Теперь совершенно о другом. В Александровске, наискосок от дома, где мы снимали квартиру, в красивом доме с мезонином жила дворянская семья Зарудных, близких родственников знаменитых украинских помещиков, владевших огромными землями. Дом с мезонином был окружен пышными акациями и большими цветниками из роз, орхидей, жасмина и красных маков. С душевным трепетом я проходил мимо дворянского уголка, не решаясь присесть на лавочку, стоявшую возле дома между двумя большими акациями. Но однажды, это было в апреле, когда украинская весна наполняет чудным ароматом весь воздух, я услышал звуки пианино. Окно было открыто, и до меня долетали чудные звуки музыки. Потом кто-то запел. Я услышал очень мелодичный голос. Это пела девочка двенадцати лет, она сама себе аккомпанировала на рояле. Позже я узнал, что эту девочку зовут Наташей и что она принадлежит к дворянской семье Зарудных и учится в женской гимназии, где часто выступает на школьных концертах.

ПРЕДОСТАВЛЕННЫЕ ДАННЫЕ:
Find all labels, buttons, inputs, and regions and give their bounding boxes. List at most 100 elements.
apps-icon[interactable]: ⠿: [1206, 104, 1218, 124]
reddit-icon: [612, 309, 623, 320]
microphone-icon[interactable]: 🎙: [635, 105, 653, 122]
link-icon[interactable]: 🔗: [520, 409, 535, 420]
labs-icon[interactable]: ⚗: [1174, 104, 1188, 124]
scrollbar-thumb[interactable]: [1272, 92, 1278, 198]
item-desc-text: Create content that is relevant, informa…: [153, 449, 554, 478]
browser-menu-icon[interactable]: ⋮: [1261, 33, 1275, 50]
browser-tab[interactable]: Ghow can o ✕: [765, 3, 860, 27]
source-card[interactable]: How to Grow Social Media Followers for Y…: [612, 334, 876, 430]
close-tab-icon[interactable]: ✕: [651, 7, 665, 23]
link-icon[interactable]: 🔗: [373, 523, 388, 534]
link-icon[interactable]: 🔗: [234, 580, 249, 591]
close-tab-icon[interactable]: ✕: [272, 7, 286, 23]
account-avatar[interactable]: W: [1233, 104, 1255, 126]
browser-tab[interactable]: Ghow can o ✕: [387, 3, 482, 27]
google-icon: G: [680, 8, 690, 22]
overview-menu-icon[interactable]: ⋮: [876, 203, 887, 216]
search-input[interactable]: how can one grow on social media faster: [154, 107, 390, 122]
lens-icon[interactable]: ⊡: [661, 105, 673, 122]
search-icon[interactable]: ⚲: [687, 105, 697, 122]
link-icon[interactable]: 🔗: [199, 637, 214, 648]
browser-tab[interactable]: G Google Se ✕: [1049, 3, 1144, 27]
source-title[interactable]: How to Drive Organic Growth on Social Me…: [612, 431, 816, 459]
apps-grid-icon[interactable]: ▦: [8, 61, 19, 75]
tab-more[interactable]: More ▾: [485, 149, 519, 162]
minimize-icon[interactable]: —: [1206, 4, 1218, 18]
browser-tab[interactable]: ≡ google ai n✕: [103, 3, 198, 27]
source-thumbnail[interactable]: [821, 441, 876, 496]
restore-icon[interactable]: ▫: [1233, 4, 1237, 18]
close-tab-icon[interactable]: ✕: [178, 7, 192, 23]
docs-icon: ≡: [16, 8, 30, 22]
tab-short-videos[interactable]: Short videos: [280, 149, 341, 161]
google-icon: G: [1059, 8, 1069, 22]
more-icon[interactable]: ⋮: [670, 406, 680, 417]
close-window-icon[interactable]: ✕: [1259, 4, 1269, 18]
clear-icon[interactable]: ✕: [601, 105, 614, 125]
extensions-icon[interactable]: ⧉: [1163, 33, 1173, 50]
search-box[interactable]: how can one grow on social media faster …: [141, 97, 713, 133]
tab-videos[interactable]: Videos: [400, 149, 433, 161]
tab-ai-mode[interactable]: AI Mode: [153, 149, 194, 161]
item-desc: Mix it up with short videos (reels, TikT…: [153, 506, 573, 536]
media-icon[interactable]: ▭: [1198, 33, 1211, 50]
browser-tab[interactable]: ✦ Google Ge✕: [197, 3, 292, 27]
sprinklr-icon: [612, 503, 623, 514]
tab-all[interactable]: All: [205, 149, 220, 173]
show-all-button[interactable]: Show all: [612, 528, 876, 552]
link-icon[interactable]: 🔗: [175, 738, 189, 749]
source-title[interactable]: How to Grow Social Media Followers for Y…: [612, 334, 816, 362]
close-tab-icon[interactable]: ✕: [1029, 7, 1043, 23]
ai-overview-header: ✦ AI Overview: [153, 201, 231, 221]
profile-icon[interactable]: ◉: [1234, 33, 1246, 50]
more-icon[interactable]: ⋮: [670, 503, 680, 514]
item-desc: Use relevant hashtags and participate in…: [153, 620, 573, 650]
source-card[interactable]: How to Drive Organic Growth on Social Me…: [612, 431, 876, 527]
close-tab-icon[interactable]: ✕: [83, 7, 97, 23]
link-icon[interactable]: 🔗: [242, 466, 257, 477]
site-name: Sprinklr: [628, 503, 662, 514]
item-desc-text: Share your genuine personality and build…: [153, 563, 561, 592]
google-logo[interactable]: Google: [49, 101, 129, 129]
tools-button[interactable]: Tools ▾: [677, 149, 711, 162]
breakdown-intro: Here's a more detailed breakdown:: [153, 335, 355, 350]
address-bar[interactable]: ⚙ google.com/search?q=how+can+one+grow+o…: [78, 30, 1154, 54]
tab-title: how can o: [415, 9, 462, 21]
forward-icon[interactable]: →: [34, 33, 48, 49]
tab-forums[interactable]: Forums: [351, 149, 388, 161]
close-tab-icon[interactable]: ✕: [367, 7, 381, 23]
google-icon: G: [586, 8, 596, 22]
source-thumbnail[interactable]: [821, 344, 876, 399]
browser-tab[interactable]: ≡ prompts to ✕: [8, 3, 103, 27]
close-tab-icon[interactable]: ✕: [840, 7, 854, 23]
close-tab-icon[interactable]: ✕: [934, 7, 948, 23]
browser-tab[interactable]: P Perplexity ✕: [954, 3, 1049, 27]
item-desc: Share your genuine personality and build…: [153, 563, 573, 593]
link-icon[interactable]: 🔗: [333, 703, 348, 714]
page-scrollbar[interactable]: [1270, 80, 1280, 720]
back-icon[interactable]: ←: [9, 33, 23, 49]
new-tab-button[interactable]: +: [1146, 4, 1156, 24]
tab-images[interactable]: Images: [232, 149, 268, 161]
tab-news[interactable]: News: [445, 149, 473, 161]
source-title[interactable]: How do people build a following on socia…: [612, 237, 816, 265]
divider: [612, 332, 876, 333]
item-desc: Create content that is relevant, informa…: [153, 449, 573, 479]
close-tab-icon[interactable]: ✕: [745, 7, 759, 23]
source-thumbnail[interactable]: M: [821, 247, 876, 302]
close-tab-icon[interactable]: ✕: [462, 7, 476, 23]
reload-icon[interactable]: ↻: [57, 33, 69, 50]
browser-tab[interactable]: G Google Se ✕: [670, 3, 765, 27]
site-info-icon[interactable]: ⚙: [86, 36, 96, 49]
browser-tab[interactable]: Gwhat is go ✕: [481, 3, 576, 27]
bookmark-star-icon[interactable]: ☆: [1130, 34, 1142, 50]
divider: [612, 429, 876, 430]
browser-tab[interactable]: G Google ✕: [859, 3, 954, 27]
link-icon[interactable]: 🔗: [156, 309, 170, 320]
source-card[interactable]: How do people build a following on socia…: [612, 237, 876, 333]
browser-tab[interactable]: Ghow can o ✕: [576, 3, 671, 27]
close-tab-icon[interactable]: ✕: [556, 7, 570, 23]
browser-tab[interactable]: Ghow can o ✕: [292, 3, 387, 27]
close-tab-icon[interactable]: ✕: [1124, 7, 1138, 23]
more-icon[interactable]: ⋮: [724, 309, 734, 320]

ЦЕЛЬ УПРАЖНЕНИЯ: Сколько лет было девочке, которая пела в доме Зарудных, согласно тексту для чтения?

ОТВЕТ К ЗАДАНИЮ: Двенадцать лет.